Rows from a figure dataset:
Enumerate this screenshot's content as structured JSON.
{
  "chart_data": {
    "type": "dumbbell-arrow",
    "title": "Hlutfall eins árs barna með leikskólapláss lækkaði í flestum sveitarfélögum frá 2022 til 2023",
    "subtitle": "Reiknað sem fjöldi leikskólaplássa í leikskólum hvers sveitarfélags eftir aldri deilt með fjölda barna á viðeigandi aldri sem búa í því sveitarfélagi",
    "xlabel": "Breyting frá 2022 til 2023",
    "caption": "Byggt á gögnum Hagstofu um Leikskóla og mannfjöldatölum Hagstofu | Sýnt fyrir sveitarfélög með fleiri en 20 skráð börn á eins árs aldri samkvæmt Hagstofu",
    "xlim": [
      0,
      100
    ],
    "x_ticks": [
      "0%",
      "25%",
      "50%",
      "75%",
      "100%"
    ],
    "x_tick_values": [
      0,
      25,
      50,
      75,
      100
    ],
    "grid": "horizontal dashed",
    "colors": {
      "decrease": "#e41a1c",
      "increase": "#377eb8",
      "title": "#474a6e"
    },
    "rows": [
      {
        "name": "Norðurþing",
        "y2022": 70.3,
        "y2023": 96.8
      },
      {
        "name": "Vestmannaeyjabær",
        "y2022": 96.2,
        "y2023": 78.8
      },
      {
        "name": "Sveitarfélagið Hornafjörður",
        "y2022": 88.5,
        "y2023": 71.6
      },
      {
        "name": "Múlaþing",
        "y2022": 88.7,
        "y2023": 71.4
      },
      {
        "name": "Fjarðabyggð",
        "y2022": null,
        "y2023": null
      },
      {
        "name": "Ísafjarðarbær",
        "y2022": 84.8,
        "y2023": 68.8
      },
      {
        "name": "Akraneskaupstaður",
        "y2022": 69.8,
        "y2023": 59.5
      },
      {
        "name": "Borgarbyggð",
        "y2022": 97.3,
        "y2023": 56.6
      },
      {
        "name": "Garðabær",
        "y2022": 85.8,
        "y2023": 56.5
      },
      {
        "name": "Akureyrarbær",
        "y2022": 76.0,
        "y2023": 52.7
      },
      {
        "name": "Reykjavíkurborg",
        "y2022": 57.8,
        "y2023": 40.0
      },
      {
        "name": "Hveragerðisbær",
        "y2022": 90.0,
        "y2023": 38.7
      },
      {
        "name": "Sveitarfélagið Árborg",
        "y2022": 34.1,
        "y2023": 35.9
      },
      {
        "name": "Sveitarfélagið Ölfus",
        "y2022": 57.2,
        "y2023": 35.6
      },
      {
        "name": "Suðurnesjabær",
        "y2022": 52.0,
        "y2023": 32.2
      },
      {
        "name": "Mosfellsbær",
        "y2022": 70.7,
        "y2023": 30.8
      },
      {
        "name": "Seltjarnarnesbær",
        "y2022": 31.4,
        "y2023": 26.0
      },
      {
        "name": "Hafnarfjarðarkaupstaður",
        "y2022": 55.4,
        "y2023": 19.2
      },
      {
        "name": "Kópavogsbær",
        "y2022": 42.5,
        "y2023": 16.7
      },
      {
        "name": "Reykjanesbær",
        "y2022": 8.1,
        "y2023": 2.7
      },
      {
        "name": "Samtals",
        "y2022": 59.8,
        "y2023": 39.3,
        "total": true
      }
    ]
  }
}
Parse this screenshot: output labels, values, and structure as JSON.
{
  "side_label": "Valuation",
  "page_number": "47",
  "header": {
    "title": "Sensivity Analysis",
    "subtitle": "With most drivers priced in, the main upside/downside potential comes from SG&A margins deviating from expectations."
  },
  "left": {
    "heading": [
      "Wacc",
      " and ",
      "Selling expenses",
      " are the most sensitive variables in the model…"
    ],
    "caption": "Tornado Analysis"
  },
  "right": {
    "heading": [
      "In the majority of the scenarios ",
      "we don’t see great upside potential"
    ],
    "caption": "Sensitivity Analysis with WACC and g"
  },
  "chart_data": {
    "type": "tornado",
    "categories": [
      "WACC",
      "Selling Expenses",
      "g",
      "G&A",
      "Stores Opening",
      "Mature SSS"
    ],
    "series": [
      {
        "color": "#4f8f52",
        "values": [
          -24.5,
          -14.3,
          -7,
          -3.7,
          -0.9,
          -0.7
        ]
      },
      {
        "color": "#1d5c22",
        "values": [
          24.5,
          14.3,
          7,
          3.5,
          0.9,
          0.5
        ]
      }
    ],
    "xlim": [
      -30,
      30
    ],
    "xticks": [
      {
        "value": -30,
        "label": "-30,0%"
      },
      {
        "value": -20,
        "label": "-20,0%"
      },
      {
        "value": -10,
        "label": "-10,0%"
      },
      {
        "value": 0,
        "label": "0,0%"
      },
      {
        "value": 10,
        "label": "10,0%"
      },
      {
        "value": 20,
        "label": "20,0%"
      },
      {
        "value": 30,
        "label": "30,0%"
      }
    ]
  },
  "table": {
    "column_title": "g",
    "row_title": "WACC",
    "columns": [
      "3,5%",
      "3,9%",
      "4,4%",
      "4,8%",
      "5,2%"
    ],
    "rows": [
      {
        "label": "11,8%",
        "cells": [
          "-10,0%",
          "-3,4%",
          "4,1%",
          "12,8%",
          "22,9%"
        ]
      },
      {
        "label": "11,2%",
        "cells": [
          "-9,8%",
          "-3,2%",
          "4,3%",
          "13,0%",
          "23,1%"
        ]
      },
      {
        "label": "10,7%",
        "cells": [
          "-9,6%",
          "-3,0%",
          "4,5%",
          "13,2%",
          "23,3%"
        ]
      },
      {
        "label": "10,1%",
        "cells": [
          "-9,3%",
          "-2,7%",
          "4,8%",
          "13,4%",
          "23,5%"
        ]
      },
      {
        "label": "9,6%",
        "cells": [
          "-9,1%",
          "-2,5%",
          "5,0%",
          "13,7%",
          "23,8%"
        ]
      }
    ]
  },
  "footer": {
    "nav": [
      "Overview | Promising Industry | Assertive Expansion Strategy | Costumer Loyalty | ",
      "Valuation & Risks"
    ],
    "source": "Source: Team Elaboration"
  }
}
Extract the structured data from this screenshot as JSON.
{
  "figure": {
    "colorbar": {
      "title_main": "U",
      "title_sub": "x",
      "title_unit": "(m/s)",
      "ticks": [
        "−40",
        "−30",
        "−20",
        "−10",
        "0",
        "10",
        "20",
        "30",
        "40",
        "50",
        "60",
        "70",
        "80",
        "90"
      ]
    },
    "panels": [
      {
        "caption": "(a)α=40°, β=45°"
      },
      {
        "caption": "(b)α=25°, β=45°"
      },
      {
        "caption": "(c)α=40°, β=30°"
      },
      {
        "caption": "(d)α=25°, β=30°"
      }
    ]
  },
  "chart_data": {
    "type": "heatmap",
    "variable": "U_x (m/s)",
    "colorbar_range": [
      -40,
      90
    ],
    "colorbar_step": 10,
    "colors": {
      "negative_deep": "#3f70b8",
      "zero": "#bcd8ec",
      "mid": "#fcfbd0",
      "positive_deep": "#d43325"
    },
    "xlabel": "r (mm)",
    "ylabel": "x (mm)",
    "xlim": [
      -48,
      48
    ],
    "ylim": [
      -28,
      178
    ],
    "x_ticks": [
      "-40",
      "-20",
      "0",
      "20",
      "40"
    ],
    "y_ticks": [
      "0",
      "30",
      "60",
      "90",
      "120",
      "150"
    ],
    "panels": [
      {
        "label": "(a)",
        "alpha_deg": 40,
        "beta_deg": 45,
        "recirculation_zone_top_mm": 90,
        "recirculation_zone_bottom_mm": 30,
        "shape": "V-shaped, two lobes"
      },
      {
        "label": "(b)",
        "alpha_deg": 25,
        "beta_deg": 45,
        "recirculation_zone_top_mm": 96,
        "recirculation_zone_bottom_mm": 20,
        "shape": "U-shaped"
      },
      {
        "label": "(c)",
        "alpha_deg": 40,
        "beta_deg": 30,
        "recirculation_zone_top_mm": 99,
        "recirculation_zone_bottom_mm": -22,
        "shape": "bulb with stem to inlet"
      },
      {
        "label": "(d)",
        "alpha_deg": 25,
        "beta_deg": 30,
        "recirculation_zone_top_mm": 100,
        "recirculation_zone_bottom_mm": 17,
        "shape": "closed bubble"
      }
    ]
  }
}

- _The request_
What is the number of lines in the records above that include the word "type"? Reply with that number and nothing more.

- _Result of the task_
3